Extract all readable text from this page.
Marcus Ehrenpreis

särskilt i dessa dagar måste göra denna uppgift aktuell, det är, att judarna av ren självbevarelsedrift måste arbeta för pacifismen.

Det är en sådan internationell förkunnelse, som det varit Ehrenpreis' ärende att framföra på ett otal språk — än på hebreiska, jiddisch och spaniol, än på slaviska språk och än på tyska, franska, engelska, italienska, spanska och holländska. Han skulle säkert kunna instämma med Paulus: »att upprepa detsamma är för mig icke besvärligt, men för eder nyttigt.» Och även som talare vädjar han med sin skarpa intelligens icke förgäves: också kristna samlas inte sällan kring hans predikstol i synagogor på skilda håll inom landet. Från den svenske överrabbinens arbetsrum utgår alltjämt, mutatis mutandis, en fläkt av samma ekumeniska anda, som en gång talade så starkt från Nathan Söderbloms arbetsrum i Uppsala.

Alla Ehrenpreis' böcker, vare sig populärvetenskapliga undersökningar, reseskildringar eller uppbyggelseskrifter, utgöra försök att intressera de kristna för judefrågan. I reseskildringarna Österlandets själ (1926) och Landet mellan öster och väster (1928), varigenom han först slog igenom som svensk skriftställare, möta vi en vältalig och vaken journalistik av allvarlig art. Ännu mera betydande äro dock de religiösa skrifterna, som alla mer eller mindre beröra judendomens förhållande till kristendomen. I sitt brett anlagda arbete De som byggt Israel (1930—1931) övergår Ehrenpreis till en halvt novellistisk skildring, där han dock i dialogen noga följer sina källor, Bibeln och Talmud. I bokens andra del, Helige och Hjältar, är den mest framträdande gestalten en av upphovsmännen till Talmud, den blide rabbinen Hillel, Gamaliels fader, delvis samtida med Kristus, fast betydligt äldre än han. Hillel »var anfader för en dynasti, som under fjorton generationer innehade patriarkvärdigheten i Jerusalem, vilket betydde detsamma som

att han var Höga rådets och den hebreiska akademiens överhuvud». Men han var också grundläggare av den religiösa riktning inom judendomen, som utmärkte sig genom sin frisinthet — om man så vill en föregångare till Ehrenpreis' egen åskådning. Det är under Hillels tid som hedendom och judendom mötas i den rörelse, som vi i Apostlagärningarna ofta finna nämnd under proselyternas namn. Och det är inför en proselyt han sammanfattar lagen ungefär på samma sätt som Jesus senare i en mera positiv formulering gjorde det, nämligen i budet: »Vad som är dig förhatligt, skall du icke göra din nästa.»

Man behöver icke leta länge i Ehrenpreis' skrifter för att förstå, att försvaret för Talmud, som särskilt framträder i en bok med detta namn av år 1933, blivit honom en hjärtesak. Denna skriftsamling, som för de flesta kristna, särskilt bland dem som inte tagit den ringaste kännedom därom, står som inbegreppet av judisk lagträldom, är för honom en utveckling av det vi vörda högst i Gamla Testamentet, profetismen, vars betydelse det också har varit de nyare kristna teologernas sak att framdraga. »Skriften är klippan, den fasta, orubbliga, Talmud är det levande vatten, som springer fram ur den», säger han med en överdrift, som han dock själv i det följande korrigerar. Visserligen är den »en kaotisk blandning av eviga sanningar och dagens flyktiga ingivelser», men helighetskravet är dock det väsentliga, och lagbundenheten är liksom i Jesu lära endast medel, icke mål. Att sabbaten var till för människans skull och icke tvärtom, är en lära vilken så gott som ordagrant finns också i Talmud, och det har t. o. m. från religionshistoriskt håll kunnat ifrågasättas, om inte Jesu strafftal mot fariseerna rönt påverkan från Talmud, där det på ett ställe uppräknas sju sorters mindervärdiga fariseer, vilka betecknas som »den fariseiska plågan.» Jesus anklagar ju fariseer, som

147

• Exercise directions:
The records above are to be repeated in full, word for word.

• Exercise result:
Extract all readable text from this page.
Marcus Ehrenpreis

särskilt i dessa dagar måste göra denna uppgift aktuell, det är, att judarna av ren självbevarelsedrift måste arbeta för pacifismen.

Det är en sådan internationell förkunnelse, som det varit Ehrenpreis' ärende att framföra på ett otal språk — än på hebreiska, jiddisch och spaniol, än på slaviska språk och än på tyska, franska, engelska, italienska, spanska och holländska. Han skulle säkert kunna instämma med Paulus: »att upprepa detsamma är för mig icke besvärligt, men för eder nyttigt.» Och även som talare vädjar han med sin skarpa intelligens icke förgäves: också kristna samlas inte sällan kring hans predikstol i synagogor på skilda håll inom landet. Från den svenske överrabbinens arbetsrum utgår alltjämt, mutatis mutandis, en fläkt av samma ekumeniska anda, som en gång talade så starkt från Nathan Söderbloms arbetsrum i Uppsala.

Alla Ehrenpreis' böcker, vare sig populärvetenskapliga undersökningar, reseskildringar eller uppbyggelseskrifter, utgöra försök att intressera de kristna för judefrågan. I reseskildringarna Österlandets själ (1926) och Landet mellan öster och väster (1928), varigenom han först slog igenom som svensk skriftställare, möta vi en vältalig och vaken journalistik av allvarlig art. Ännu mera betydande äro dock de religiösa skrifterna, som alla mer eller mindre beröra judendomens förhållande till kristendomen. I sitt brett anlagda arbete De som byggt Israel (1930—1931) övergår Ehrenpreis till en halvt novellistisk skildring, där han dock i dialogen noga följer sina källor, Bibeln och Talmud. I bokens andra del, Helige och Hjältar, är den mest framträdande gestalten en av upphovsmännen till Talmud, den blide rabbinen Hillel, Gamaliels fader, delvis samtida med Kristus, fast betydligt äldre än han. Hillel »var anfader för en dynasti, som under fjorton generationer innehade patriarkvärdigheten i Jerusalem, vilket betydde detsamma som

att han var Höga rådets och den hebreiska akademiens överhuvud». Men han var också grundläggare av den religiösa riktning inom judendomen, som utmärkte sig genom sin frisinthet — om man så vill en föregångare till Ehrenpreis' egen åskådning. Det är under Hillels tid som hedendom och judendom mötas i den rörelse, som vi i Apostlagärningarna ofta finna nämnd under proselyternas namn. Och det är inför en proselyt han sammanfattar lagen ungefär på samma sätt som Jesus senare i en mera positiv formulering gjorde det, nämligen i budet: »Vad som är dig förhatligt, skall du icke göra din nästa.»

Man behöver icke leta länge i Ehrenpreis' skrifter för att förstå, att försvaret för Talmud, som särskilt framträder i en bok med detta namn av år 1933, blivit honom en hjärtesak. Denna skriftsamling, som för de flesta kristna, särskilt bland dem som inte tagit den ringaste kännedom därom, står som inbegreppet av judisk lagträldom, är för honom en utveckling av det vi vörda högst i Gamla Testamentet, profetismen, vars betydelse det också har varit de nyare kristna teologernas sak att framdraga. »Skriften är klippan, den fasta, orubbliga, Talmud är det levande vatten, som springer fram ur den», säger han med en överdrift, som han dock själv i det följande korrigerar. Visserligen är den »en kaotisk blandning av eviga sanningar och dagens flyktiga ingivelser», men helighetskravet är dock det väsentliga, och lagbundenheten är liksom i Jesu lära endast medel, icke mål. Att sabbaten var till för människans skull och icke tvärtom, är en lära vilken så gott som ordagrant finns också i Talmud, och det har t. o. m. från religionshistoriskt håll kunnat ifrågasättas, om inte Jesu strafftal mot fariseerna rönt påverkan från Talmud, där det på ett ställe uppräknas sju sorters mindervärdiga fariseer, vilka betecknas som »den fariseiska plågan.» Jesus anklagar ju fariseer, som

147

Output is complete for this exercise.